[Stored data]
** start **

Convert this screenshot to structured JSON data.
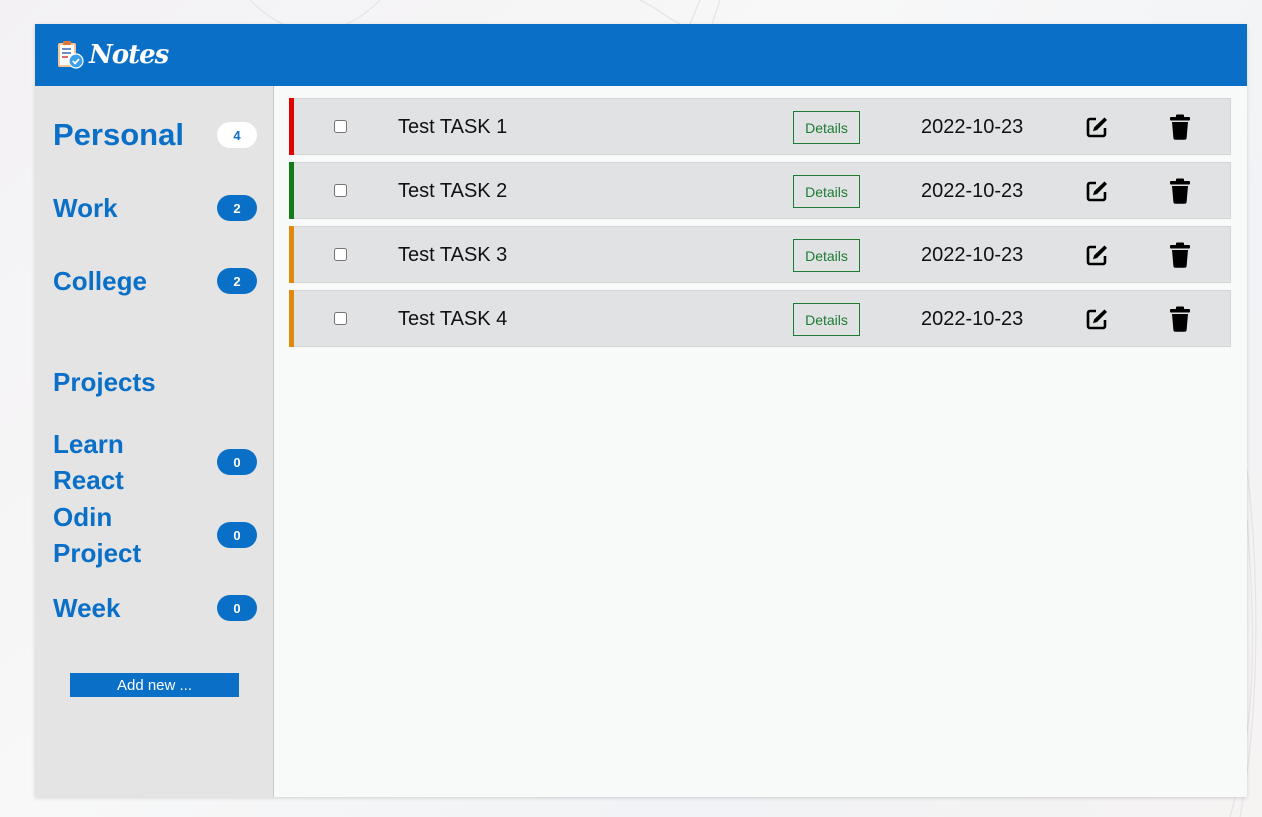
{
  "app": {
    "name": "Notes",
    "icon": "notepad-check-icon",
    "accent": "#0a6fc7"
  },
  "sidebar": {
    "categories": [
      {
        "label": "Personal",
        "count": "4",
        "active": true
      },
      {
        "label": "Work",
        "count": "2"
      },
      {
        "label": "College",
        "count": "2"
      }
    ],
    "projects_heading": "Projects",
    "projects": [
      {
        "label_line1": "Learn",
        "label_line2": "React",
        "count": "0"
      },
      {
        "label_line1": "Odin",
        "label_line2": "Project",
        "count": "0"
      },
      {
        "label": "Week",
        "count": "0"
      }
    ],
    "add_new_label": "Add new ..."
  },
  "tasks": [
    {
      "title": "Test TASK 1",
      "details_label": "Details",
      "date": "2022-10-23",
      "priority_color": "#e00000"
    },
    {
      "title": "Test TASK 2",
      "details_label": "Details",
      "date": "2022-10-23",
      "priority_color": "#137a18"
    },
    {
      "title": "Test TASK 3",
      "details_label": "Details",
      "date": "2022-10-23",
      "priority_color": "#e0890c"
    },
    {
      "title": "Test TASK 4",
      "details_label": "Details",
      "date": "2022-10-23",
      "priority_color": "#e0890c"
    }
  ],
  "icons": {
    "edit": "edit-icon",
    "delete": "trash-icon"
  }
}
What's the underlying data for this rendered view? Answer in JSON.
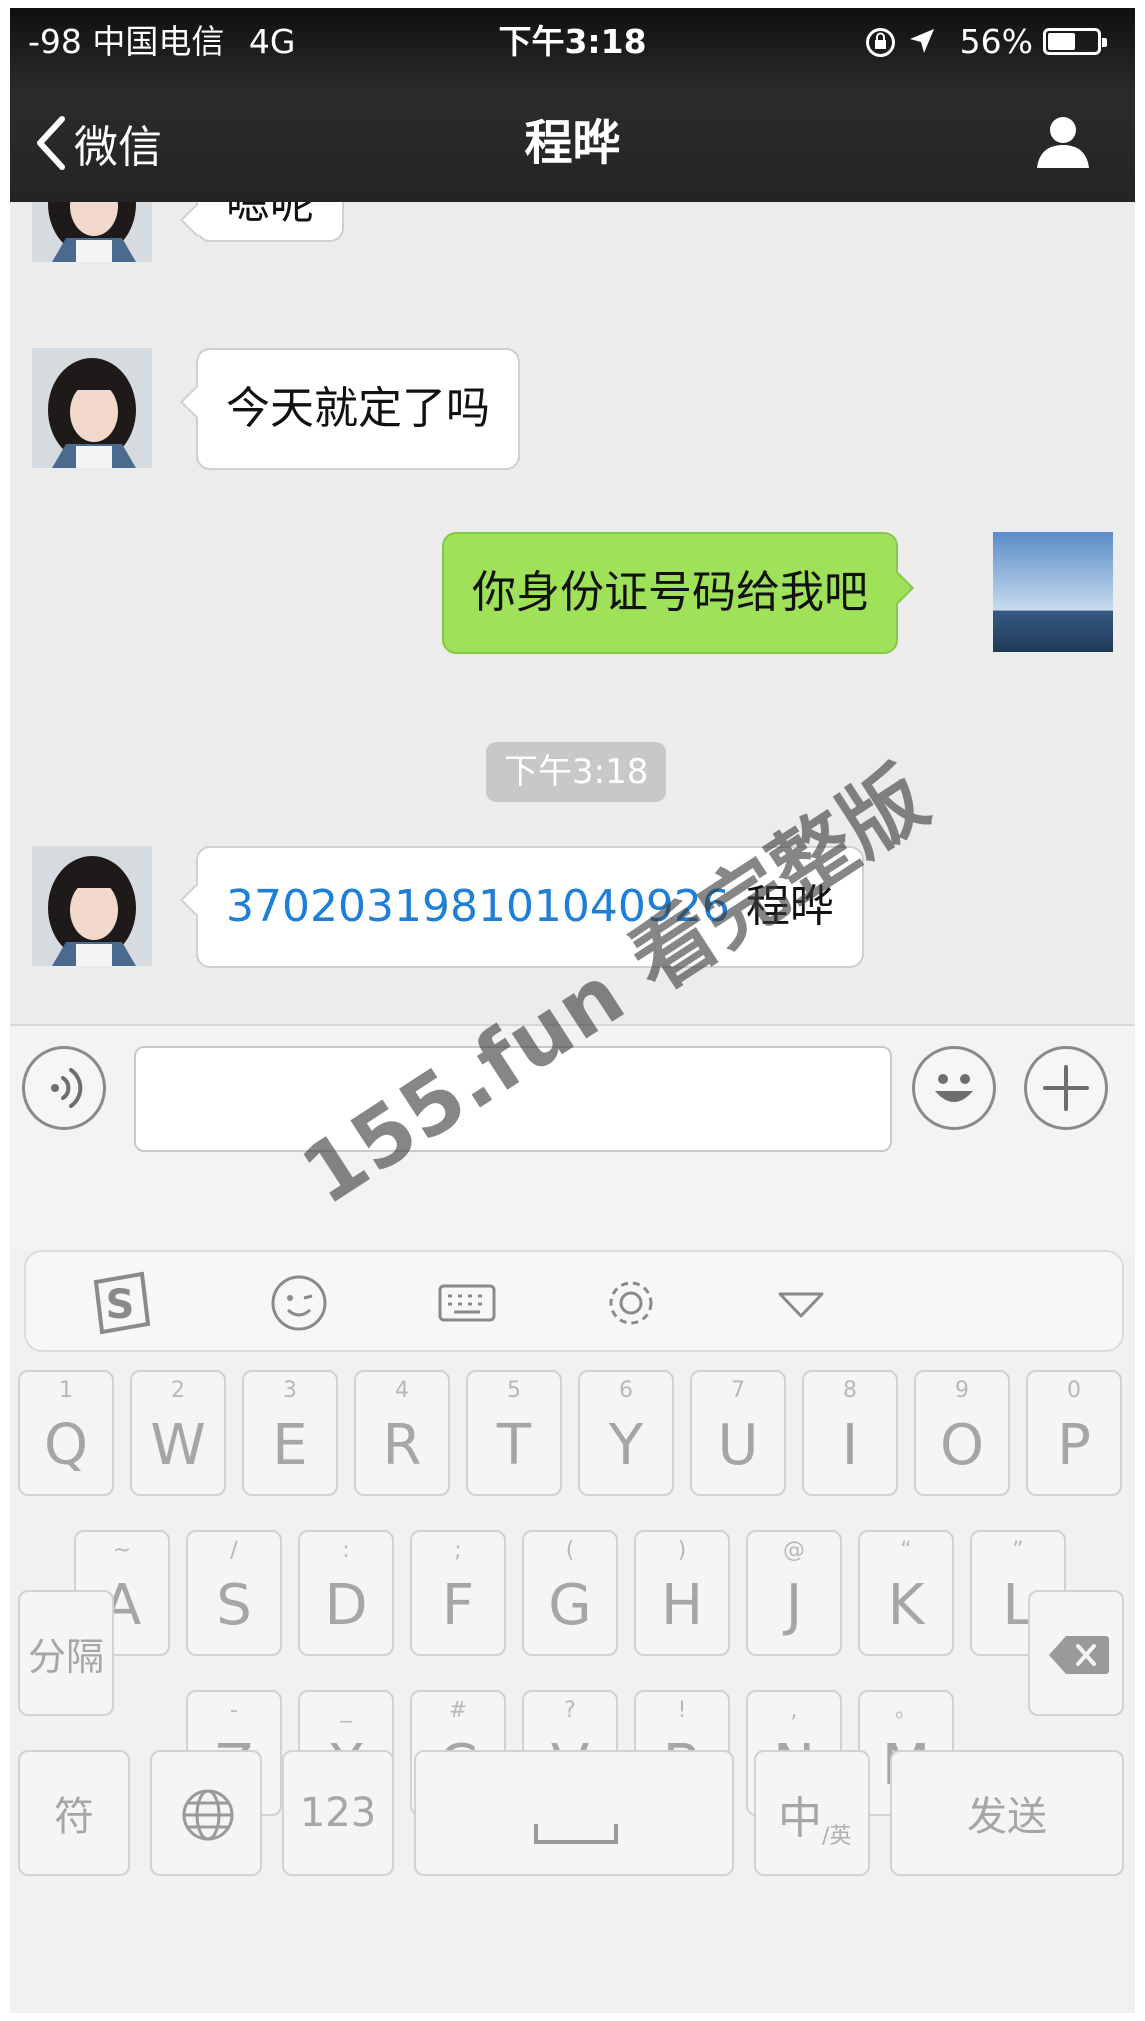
{
  "status_bar": {
    "signal": "-98",
    "carrier": "中国电信",
    "network": "4G",
    "time": "下午3:18",
    "battery": "56%",
    "battery_level": 0.56
  },
  "nav": {
    "back_label": "微信",
    "title": "程晔"
  },
  "messages": [
    {
      "side": "in",
      "text": "嗯呢"
    },
    {
      "side": "in",
      "text": "今天就定了吗"
    },
    {
      "side": "out",
      "text": "你身份证号码给我吧"
    },
    {
      "side": "in",
      "link": "370203198101040926",
      "text": "程晔"
    }
  ],
  "time_separator": "下午3:18",
  "input": {
    "placeholder": "",
    "value": ""
  },
  "keyboard": {
    "row1": [
      {
        "main": "Q",
        "sub": "1"
      },
      {
        "main": "W",
        "sub": "2"
      },
      {
        "main": "E",
        "sub": "3"
      },
      {
        "main": "R",
        "sub": "4"
      },
      {
        "main": "T",
        "sub": "5"
      },
      {
        "main": "Y",
        "sub": "6"
      },
      {
        "main": "U",
        "sub": "7"
      },
      {
        "main": "I",
        "sub": "8"
      },
      {
        "main": "O",
        "sub": "9"
      },
      {
        "main": "P",
        "sub": "0"
      }
    ],
    "row2": [
      {
        "main": "A",
        "sub": "~"
      },
      {
        "main": "S",
        "sub": "/"
      },
      {
        "main": "D",
        "sub": ":"
      },
      {
        "main": "F",
        "sub": ";"
      },
      {
        "main": "G",
        "sub": "("
      },
      {
        "main": "H",
        "sub": ")"
      },
      {
        "main": "J",
        "sub": "@"
      },
      {
        "main": "K",
        "sub": "“"
      },
      {
        "main": "L",
        "sub": "”"
      }
    ],
    "row3": [
      {
        "main": "Z",
        "sub": "-"
      },
      {
        "main": "X",
        "sub": "_"
      },
      {
        "main": "C",
        "sub": "#"
      },
      {
        "main": "V",
        "sub": "?"
      },
      {
        "main": "B",
        "sub": "!"
      },
      {
        "main": "N",
        "sub": ","
      },
      {
        "main": "M",
        "sub": "。"
      }
    ],
    "separator_label": "分隔",
    "symbol_label": "符",
    "numbers_label": "123",
    "lang_main": "中",
    "lang_sub": "/英",
    "send_label": "发送"
  },
  "watermark": "155.fun 看完整版",
  "colors": {
    "nav_bg": "#222222",
    "chat_bg": "#ececec",
    "out_bubble": "#9fe25a",
    "link": "#1f7fd6"
  }
}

** end **

What is required ▸ Reproduce the material word for word. Any pictures should be left out of the copy.

Written answer ▸
Convert this screenshot to structured JSON data.
{
  "app": {
    "name": "Notes",
    "icon": "notepad-check-icon",
    "accent": "#0a6fc7"
  },
  "sidebar": {
    "categories": [
      {
        "label": "Personal",
        "count": "4",
        "active": true
      },
      {
        "label": "Work",
        "count": "2"
      },
      {
        "label": "College",
        "count": "2"
      }
    ],
    "projects_heading": "Projects",
    "projects": [
      {
        "label_line1": "Learn",
        "label_line2": "React",
        "count": "0"
      },
      {
        "label_line1": "Odin",
        "label_line2": "Project",
        "count": "0"
      },
      {
        "label": "Week",
        "count": "0"
      }
    ],
    "add_new_label": "Add new ..."
  },
  "tasks": [
    {
      "title": "Test TASK 1",
      "details_label": "Details",
      "date": "2022-10-23",
      "priority_color": "#e00000"
    },
    {
      "title": "Test TASK 2",
      "details_label": "Details",
      "date": "2022-10-23",
      "priority_color": "#137a18"
    },
    {
      "title": "Test TASK 3",
      "details_label": "Details",
      "date": "2022-10-23",
      "priority_color": "#e0890c"
    },
    {
      "title": "Test TASK 4",
      "details_label": "Details",
      "date": "2022-10-23",
      "priority_color": "#e0890c"
    }
  ],
  "icons": {
    "edit": "edit-icon",
    "delete": "trash-icon"
  }
}
What's the underlying data for this rendered view? Answer in JSON.
{
  "status_bar": {
    "signal": "-98",
    "carrier": "中国电信",
    "network": "4G",
    "time": "下午3:18",
    "battery": "56%",
    "battery_level": 0.56
  },
  "nav": {
    "back_label": "微信",
    "title": "程晔"
  },
  "messages": [
    {
      "side": "in",
      "text": "嗯呢"
    },
    {
      "side": "in",
      "text": "今天就定了吗"
    },
    {
      "side": "out",
      "text": "你身份证号码给我吧"
    },
    {
      "side": "in",
      "link": "370203198101040926",
      "text": "程晔"
    }
  ],
  "time_separator": "下午3:18",
  "input": {
    "placeholder": "",
    "value": ""
  },
  "keyboard": {
    "row1": [
      {
        "main": "Q",
        "sub": "1"
      },
      {
        "main": "W",
        "sub": "2"
      },
      {
        "main": "E",
        "sub": "3"
      },
      {
        "main": "R",
        "sub": "4"
      },
      {
        "main": "T",
        "sub": "5"
      },
      {
        "main": "Y",
        "sub": "6"
      },
      {
        "main": "U",
        "sub": "7"
      },
      {
        "main": "I",
        "sub": "8"
      },
      {
        "main": "O",
        "sub": "9"
      },
      {
        "main": "P",
        "sub": "0"
      }
    ],
    "row2": [
      {
        "main": "A",
        "sub": "~"
      },
      {
        "main": "S",
        "sub": "/"
      },
      {
        "main": "D",
        "sub": ":"
      },
      {
        "main": "F",
        "sub": ";"
      },
      {
        "main": "G",
        "sub": "("
      },
      {
        "main": "H",
        "sub": ")"
      },
      {
        "main": "J",
        "sub": "@"
      },
      {
        "main": "K",
        "sub": "“"
      },
      {
        "main": "L",
        "sub": "”"
      }
    ],
    "row3": [
      {
        "main": "Z",
        "sub": "-"
      },
      {
        "main": "X",
        "sub": "_"
      },
      {
        "main": "C",
        "sub": "#"
      },
      {
        "main": "V",
        "sub": "?"
      },
      {
        "main": "B",
        "sub": "!"
      },
      {
        "main": "N",
        "sub": ","
      },
      {
        "main": "M",
        "sub": "。"
      }
    ],
    "separator_label": "分隔",
    "symbol_label": "符",
    "numbers_label": "123",
    "lang_main": "中",
    "lang_sub": "/英",
    "send_label": "发送"
  },
  "watermark": "155.fun 看完整版",
  "colors": {
    "nav_bg": "#222222",
    "chat_bg": "#ececec",
    "out_bubble": "#9fe25a",
    "link": "#1f7fd6"
  }
}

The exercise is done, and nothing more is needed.